_WHAT THE TASK ASKS_. For the entries that follow, tally the lines holding the string "true". Give the total and nothing else.

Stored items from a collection
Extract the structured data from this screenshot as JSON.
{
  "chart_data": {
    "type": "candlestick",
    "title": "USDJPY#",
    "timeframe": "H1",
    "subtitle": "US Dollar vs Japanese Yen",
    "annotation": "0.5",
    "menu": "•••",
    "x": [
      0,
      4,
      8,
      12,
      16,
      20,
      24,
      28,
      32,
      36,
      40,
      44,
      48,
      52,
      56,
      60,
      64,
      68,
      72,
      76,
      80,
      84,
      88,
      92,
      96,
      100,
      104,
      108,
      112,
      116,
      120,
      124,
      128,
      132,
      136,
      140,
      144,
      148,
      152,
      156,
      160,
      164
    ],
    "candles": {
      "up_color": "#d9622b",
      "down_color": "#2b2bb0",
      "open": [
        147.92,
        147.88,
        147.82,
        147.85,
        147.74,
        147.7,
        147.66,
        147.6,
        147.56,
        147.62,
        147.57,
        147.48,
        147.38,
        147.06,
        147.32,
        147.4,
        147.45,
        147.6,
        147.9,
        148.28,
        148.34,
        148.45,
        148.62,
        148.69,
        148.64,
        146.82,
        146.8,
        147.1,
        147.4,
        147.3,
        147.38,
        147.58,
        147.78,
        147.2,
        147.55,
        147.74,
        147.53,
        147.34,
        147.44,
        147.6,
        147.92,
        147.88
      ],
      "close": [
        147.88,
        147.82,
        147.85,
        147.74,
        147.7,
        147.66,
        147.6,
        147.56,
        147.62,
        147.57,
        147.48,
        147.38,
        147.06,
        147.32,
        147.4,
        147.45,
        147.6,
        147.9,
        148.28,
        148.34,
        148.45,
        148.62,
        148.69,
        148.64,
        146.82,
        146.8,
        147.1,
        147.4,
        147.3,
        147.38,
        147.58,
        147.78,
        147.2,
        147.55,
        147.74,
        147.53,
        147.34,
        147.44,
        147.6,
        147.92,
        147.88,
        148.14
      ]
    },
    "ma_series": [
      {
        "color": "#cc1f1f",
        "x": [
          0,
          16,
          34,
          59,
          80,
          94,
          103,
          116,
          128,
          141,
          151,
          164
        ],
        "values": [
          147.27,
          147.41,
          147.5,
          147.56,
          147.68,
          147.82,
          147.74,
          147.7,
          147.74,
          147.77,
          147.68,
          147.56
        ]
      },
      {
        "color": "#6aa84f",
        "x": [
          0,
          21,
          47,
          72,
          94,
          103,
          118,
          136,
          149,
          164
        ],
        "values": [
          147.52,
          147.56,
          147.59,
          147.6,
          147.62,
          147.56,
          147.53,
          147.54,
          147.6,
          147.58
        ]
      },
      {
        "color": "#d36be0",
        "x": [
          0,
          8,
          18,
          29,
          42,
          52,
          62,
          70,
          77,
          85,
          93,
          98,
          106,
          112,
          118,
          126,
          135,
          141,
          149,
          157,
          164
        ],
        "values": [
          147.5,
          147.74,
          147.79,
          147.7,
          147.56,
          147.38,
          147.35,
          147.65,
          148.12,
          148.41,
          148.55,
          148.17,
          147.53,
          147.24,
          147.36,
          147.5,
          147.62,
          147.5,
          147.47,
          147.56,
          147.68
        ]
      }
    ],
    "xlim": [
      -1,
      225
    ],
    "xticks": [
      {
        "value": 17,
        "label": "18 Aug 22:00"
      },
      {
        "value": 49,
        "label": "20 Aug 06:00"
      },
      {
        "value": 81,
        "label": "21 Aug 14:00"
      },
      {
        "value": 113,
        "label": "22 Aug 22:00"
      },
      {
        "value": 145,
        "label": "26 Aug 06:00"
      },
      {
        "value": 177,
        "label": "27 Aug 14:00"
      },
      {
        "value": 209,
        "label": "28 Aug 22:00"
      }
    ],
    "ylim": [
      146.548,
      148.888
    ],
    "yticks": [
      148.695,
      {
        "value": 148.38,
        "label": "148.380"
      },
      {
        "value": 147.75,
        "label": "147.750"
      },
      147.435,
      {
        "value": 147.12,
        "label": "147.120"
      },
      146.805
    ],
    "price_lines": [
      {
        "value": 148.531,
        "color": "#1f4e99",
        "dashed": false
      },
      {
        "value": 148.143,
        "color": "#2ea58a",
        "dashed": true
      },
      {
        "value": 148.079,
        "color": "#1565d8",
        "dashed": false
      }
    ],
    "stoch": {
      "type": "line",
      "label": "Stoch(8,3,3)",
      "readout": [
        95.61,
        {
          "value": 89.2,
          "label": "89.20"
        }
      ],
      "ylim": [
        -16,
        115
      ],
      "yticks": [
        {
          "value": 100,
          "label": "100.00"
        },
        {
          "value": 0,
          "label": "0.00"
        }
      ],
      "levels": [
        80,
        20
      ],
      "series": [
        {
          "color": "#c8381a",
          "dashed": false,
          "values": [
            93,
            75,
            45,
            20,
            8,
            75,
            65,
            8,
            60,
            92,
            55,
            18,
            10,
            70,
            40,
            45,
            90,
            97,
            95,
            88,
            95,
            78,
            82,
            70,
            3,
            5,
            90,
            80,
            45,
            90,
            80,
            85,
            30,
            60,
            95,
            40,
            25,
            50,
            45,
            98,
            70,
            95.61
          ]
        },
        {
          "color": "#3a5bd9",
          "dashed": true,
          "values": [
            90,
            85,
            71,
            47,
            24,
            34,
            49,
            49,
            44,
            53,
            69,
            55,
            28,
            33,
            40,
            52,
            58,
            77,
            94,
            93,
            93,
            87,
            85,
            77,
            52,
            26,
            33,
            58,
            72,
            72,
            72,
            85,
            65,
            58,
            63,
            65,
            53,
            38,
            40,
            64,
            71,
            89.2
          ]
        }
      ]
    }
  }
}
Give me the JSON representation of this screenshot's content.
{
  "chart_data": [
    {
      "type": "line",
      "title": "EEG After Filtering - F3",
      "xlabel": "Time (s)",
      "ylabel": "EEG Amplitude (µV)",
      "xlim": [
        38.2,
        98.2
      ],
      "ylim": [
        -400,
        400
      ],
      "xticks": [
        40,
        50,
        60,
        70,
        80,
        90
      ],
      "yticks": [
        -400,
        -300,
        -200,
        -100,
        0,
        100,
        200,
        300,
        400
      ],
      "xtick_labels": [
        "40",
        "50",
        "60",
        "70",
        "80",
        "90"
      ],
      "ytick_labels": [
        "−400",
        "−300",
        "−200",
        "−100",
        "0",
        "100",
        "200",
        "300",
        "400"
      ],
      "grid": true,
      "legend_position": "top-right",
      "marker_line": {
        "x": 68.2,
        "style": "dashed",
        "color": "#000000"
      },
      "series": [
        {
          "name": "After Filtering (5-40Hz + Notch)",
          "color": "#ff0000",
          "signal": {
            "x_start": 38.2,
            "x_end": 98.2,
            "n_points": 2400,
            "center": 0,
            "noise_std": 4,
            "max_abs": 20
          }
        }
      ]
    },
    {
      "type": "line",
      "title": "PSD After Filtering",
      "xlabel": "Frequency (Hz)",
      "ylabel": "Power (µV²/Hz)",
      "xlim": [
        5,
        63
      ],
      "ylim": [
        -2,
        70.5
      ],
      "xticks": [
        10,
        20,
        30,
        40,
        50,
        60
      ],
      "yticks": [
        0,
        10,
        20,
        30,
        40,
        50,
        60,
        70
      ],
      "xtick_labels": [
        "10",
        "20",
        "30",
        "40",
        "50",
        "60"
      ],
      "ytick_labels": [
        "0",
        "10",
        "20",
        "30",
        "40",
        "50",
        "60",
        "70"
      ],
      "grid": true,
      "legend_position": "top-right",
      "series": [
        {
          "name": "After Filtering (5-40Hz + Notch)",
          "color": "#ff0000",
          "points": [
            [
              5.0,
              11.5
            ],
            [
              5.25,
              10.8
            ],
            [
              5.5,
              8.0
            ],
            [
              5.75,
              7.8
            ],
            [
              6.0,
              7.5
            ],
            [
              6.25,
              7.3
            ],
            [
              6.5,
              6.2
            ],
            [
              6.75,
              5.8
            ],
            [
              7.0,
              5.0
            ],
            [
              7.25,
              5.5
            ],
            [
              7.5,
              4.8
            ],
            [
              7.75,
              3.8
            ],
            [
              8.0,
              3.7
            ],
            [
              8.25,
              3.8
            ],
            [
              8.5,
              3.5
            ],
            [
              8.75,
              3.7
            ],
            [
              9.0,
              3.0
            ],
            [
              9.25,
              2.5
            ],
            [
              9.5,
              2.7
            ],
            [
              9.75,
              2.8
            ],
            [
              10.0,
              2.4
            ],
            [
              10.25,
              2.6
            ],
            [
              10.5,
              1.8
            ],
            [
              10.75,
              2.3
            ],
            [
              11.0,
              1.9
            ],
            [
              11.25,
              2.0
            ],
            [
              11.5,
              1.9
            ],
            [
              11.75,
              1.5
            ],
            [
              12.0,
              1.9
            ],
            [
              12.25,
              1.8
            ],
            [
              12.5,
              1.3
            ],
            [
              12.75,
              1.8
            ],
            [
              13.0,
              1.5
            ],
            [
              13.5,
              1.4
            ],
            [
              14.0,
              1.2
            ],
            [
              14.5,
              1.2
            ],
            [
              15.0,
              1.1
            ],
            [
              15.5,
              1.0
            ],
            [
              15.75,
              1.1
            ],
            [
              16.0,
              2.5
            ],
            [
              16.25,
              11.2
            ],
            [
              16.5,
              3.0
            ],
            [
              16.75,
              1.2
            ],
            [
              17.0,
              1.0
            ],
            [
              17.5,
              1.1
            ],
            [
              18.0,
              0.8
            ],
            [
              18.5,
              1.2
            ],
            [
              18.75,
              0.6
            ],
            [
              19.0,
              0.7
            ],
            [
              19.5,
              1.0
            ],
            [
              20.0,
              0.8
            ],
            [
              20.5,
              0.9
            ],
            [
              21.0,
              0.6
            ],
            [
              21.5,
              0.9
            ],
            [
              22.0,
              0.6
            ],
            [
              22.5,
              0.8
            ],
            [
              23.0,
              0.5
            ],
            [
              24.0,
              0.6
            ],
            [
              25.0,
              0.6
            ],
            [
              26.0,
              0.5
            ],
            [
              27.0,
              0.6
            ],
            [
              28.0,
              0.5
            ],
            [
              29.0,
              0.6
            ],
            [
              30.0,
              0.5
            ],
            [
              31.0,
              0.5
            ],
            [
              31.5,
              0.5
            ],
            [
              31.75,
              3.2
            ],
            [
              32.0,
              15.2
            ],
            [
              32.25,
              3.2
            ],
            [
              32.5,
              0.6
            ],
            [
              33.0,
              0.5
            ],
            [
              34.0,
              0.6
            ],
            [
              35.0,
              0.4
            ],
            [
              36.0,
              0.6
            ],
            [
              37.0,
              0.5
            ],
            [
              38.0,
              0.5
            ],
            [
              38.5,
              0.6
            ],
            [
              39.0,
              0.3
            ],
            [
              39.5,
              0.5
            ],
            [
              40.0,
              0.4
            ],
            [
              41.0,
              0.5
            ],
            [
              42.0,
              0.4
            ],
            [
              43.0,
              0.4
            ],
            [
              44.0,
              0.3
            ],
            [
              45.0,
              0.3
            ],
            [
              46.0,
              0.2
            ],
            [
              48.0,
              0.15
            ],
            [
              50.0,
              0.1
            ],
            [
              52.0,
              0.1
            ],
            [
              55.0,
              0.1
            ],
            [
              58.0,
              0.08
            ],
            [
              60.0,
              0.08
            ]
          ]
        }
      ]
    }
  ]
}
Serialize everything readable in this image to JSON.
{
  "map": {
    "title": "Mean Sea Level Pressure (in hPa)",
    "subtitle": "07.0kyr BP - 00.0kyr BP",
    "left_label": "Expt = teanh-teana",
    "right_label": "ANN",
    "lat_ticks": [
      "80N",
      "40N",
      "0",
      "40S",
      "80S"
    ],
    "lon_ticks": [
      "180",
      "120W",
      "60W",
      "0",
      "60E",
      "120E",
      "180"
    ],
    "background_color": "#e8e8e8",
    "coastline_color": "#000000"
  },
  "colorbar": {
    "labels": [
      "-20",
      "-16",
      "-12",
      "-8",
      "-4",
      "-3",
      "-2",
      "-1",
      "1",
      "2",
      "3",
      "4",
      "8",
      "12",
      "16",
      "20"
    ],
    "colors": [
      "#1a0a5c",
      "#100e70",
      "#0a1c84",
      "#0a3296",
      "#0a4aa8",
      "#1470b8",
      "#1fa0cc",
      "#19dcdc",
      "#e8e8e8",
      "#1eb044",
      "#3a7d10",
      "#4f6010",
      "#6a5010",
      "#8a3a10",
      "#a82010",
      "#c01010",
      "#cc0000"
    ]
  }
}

_WRITTEN SOLUTION_. 4